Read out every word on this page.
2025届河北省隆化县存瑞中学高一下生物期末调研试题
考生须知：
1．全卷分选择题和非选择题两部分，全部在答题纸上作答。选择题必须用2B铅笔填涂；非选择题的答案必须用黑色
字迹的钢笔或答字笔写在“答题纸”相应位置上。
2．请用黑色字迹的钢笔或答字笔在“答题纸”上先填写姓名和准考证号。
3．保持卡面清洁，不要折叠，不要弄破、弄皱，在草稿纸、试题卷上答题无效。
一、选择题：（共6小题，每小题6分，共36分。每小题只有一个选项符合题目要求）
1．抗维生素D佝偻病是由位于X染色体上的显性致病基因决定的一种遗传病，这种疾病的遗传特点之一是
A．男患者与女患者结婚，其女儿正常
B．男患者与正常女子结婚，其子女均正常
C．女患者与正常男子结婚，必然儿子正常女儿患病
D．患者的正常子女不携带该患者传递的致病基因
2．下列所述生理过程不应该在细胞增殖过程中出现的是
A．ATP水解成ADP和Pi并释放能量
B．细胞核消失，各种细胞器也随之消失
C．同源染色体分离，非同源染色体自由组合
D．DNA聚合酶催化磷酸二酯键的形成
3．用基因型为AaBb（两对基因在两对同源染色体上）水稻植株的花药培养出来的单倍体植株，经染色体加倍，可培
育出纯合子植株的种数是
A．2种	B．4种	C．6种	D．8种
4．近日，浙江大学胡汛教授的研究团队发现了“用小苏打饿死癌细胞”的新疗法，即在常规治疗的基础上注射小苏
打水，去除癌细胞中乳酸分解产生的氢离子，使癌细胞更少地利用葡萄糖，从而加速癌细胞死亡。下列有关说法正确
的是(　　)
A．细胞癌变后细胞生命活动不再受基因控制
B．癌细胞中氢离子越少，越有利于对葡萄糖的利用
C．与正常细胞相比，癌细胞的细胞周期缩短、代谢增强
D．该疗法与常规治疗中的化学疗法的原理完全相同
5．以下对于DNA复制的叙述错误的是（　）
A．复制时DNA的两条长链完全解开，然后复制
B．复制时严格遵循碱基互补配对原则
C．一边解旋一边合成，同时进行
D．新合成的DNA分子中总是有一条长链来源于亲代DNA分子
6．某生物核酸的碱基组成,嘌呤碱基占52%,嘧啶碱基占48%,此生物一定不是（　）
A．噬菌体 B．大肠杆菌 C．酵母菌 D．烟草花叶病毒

....................

## Exercise brief:
Exactly reproduce all of the entries.

## Answer to the problem:
Read out every word on this page.
2025届河北省隆化县存瑞中学高一下生物期末调研试题
考生须知：
1．全卷分选择题和非选择题两部分，全部在答题纸上作答。选择题必须用2B铅笔填涂；非选择题的答案必须用黑色
字迹的钢笔或答字笔写在“答题纸”相应位置上。
2．请用黑色字迹的钢笔或答字笔在“答题纸”上先填写姓名和准考证号。
3．保持卡面清洁，不要折叠，不要弄破、弄皱，在草稿纸、试题卷上答题无效。
一、选择题：（共6小题，每小题6分，共36分。每小题只有一个选项符合题目要求）
1．抗维生素D佝偻病是由位于X染色体上的显性致病基因决定的一种遗传病，这种疾病的遗传特点之一是
A．男患者与女患者结婚，其女儿正常
B．男患者与正常女子结婚，其子女均正常
C．女患者与正常男子结婚，必然儿子正常女儿患病
D．患者的正常子女不携带该患者传递的致病基因
2．下列所述生理过程不应该在细胞增殖过程中出现的是
A．ATP水解成ADP和Pi并释放能量
B．细胞核消失，各种细胞器也随之消失
C．同源染色体分离，非同源染色体自由组合
D．DNA聚合酶催化磷酸二酯键的形成
3．用基因型为AaBb（两对基因在两对同源染色体上）水稻植株的花药培养出来的单倍体植株，经染色体加倍，可培
育出纯合子植株的种数是
A．2种	B．4种	C．6种	D．8种
4．近日，浙江大学胡汛教授的研究团队发现了“用小苏打饿死癌细胞”的新疗法，即在常规治疗的基础上注射小苏
打水，去除癌细胞中乳酸分解产生的氢离子，使癌细胞更少地利用葡萄糖，从而加速癌细胞死亡。下列有关说法正确
的是(　　)
A．细胞癌变后细胞生命活动不再受基因控制
B．癌细胞中氢离子越少，越有利于对葡萄糖的利用
C．与正常细胞相比，癌细胞的细胞周期缩短、代谢增强
D．该疗法与常规治疗中的化学疗法的原理完全相同
5．以下对于DNA复制的叙述错误的是（　）
A．复制时DNA的两条长链完全解开，然后复制
B．复制时严格遵循碱基互补配对原则
C．一边解旋一边合成，同时进行
D．新合成的DNA分子中总是有一条长链来源于亲代DNA分子
6．某生物核酸的碱基组成,嘌呤碱基占52%,嘧啶碱基占48%,此生物一定不是（　）
A．噬菌体 B．大肠杆菌 C．酵母菌 D．烟草花叶病毒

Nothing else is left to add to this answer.